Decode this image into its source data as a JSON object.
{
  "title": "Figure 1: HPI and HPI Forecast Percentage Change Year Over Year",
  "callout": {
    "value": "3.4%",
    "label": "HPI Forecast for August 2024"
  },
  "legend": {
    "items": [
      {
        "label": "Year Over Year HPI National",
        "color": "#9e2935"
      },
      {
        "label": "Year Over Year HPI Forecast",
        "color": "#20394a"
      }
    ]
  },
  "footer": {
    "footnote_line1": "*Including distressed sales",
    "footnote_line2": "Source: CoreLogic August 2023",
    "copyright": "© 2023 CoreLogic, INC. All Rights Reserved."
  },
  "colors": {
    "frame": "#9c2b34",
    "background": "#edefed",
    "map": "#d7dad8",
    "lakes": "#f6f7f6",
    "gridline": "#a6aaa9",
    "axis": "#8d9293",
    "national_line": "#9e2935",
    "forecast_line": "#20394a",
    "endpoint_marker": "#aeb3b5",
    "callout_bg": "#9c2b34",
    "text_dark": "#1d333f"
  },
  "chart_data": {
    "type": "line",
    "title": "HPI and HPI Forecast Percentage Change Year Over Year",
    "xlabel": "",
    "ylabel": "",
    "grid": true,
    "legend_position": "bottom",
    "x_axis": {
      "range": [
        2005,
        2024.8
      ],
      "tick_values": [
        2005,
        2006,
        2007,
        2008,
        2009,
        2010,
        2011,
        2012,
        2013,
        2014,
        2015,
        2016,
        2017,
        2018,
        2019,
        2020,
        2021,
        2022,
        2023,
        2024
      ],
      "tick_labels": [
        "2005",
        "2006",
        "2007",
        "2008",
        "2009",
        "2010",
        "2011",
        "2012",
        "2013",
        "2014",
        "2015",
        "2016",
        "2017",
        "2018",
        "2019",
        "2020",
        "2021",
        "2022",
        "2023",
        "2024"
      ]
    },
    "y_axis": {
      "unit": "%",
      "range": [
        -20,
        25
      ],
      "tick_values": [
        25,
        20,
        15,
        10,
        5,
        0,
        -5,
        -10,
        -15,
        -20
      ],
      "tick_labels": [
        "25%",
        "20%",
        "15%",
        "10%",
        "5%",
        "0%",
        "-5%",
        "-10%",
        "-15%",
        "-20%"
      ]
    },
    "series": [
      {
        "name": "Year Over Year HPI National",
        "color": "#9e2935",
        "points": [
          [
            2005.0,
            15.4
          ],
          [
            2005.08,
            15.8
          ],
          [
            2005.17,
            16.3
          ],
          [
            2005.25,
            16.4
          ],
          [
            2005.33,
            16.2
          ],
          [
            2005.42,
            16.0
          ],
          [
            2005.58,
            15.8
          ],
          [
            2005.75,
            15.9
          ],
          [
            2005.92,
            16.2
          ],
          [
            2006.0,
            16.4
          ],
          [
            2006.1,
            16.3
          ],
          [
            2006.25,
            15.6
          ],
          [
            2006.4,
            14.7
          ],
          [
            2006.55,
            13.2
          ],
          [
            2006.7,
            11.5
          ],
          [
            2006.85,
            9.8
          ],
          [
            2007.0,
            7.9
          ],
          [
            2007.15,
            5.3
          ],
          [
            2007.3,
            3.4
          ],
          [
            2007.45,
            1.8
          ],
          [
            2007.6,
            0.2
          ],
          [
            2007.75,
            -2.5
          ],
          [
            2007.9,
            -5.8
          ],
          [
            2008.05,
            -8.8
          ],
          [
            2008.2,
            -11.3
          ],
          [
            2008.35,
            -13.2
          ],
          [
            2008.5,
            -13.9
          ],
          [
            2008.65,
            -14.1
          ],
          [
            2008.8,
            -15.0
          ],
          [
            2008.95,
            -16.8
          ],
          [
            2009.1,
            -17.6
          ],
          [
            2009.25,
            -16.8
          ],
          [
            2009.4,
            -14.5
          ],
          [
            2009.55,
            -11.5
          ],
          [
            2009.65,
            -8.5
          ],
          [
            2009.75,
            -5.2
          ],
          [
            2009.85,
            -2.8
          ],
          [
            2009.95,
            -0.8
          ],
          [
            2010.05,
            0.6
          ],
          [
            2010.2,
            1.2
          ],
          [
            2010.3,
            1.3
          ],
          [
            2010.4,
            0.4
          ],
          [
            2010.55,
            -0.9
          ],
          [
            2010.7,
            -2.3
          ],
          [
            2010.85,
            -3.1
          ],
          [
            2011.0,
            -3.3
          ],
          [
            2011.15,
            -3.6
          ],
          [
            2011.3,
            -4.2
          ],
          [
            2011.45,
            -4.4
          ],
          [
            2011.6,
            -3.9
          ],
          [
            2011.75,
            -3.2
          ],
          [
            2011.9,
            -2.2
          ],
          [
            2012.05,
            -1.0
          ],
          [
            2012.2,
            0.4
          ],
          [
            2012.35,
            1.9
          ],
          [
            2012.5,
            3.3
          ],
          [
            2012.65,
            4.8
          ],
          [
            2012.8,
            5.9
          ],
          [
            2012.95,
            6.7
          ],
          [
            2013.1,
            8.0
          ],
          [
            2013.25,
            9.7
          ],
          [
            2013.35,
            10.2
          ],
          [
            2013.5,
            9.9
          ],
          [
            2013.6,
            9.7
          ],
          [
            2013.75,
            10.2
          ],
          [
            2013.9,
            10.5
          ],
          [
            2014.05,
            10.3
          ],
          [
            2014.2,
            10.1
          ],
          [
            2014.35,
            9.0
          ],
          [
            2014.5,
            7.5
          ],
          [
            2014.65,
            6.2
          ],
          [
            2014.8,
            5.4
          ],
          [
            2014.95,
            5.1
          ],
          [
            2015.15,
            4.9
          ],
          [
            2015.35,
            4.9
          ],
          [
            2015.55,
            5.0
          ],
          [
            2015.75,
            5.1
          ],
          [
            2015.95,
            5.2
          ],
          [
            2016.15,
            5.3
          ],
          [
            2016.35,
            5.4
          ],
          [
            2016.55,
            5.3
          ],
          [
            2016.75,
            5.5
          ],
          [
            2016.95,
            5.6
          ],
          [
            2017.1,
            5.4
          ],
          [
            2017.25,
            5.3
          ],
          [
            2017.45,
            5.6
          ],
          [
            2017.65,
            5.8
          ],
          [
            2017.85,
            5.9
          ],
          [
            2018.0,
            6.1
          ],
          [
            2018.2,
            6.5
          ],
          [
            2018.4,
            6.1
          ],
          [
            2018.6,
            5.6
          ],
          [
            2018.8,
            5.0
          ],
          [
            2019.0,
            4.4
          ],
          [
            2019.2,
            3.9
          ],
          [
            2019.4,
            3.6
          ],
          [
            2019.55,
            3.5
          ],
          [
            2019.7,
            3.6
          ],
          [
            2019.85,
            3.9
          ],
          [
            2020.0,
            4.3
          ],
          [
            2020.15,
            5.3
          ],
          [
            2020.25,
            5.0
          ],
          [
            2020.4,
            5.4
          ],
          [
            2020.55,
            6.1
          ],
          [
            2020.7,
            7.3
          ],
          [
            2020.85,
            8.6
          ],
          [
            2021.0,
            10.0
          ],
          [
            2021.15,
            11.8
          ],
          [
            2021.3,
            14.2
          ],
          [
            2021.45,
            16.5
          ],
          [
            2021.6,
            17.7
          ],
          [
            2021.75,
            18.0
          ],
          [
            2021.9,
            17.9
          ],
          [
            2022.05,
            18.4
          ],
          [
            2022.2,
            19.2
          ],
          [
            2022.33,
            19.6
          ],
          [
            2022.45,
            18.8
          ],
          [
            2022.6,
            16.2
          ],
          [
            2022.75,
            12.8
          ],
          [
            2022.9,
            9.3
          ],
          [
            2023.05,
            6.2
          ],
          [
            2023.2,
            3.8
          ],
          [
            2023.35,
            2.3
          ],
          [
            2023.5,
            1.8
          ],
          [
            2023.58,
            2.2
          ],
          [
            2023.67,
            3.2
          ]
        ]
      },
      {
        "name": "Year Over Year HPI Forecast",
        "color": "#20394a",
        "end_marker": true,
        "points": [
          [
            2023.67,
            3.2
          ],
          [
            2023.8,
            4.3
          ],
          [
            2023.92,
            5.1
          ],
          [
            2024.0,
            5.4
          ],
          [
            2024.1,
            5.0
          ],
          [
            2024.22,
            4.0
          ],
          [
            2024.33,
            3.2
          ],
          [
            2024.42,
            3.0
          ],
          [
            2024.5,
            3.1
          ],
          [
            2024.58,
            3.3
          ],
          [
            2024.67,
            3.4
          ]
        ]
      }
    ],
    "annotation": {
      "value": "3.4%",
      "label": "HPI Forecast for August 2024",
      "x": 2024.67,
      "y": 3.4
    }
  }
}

**WHAT YOU NEED TO DO**
All lines in the data that contain the word "Percentage" should be copied.

**SOLUTION TO THE EXERCISE**
  "title": "Figure 1: HPI and HPI Forecast Percentage Change Year Over Year",
    "title": "HPI and HPI Forecast Percentage Change Year Over Year",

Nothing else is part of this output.